* Task objective: Write out every entry exactly as it stands.

--- --- ---

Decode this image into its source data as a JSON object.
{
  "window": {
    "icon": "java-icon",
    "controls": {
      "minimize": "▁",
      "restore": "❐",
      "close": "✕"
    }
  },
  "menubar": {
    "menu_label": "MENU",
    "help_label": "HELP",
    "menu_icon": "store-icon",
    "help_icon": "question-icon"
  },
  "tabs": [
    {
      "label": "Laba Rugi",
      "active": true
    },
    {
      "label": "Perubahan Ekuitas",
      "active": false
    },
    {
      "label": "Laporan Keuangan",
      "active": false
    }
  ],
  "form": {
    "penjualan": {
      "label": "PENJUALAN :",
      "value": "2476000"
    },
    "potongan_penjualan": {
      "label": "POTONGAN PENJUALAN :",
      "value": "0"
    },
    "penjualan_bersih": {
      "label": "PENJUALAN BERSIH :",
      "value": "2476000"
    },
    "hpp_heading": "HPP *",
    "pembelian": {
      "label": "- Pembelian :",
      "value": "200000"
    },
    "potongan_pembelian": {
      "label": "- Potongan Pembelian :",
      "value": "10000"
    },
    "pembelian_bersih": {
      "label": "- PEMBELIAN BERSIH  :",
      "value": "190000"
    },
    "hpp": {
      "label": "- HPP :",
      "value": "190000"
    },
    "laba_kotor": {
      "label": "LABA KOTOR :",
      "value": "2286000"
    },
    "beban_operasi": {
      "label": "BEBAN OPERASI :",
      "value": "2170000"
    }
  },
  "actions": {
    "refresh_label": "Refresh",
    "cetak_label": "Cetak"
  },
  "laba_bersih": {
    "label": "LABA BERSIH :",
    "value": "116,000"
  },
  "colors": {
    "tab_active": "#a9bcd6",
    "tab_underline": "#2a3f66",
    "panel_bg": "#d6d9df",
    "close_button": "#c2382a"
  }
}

--- --- ---

* Exercise answer:
Decode this image into its source data as a JSON object.
{
  "window": {
    "icon": "java-icon",
    "controls": {
      "minimize": "▁",
      "restore": "❐",
      "close": "✕"
    }
  },
  "menubar": {
    "menu_label": "MENU",
    "help_label": "HELP",
    "menu_icon": "store-icon",
    "help_icon": "question-icon"
  },
  "tabs": [
    {
      "label": "Laba Rugi",
      "active": true
    },
    {
      "label": "Perubahan Ekuitas",
      "active": false
    },
    {
      "label": "Laporan Keuangan",
      "active": false
    }
  ],
  "form": {
    "penjualan": {
      "label": "PENJUALAN :",
      "value": "2476000"
    },
    "potongan_penjualan": {
      "label": "POTONGAN PENJUALAN :",
      "value": "0"
    },
    "penjualan_bersih": {
      "label": "PENJUALAN BERSIH :",
      "value": "2476000"
    },
    "hpp_heading": "HPP *",
    "pembelian": {
      "label": "- Pembelian :",
      "value": "200000"
    },
    "potongan_pembelian": {
      "label": "- Potongan Pembelian :",
      "value": "10000"
    },
    "pembelian_bersih": {
      "label": "- PEMBELIAN BERSIH  :",
      "value": "190000"
    },
    "hpp": {
      "label": "- HPP :",
      "value": "190000"
    },
    "laba_kotor": {
      "label": "LABA KOTOR :",
      "value": "2286000"
    },
    "beban_operasi": {
      "label": "BEBAN OPERASI :",
      "value": "2170000"
    }
  },
  "actions": {
    "refresh_label": "Refresh",
    "cetak_label": "Cetak"
  },
  "laba_bersih": {
    "label": "LABA BERSIH :",
    "value": "116,000"
  },
  "colors": {
    "tab_active": "#a9bcd6",
    "tab_underline": "#2a3f66",
    "panel_bg": "#d6d9df",
    "close_button": "#c2382a"
  }
}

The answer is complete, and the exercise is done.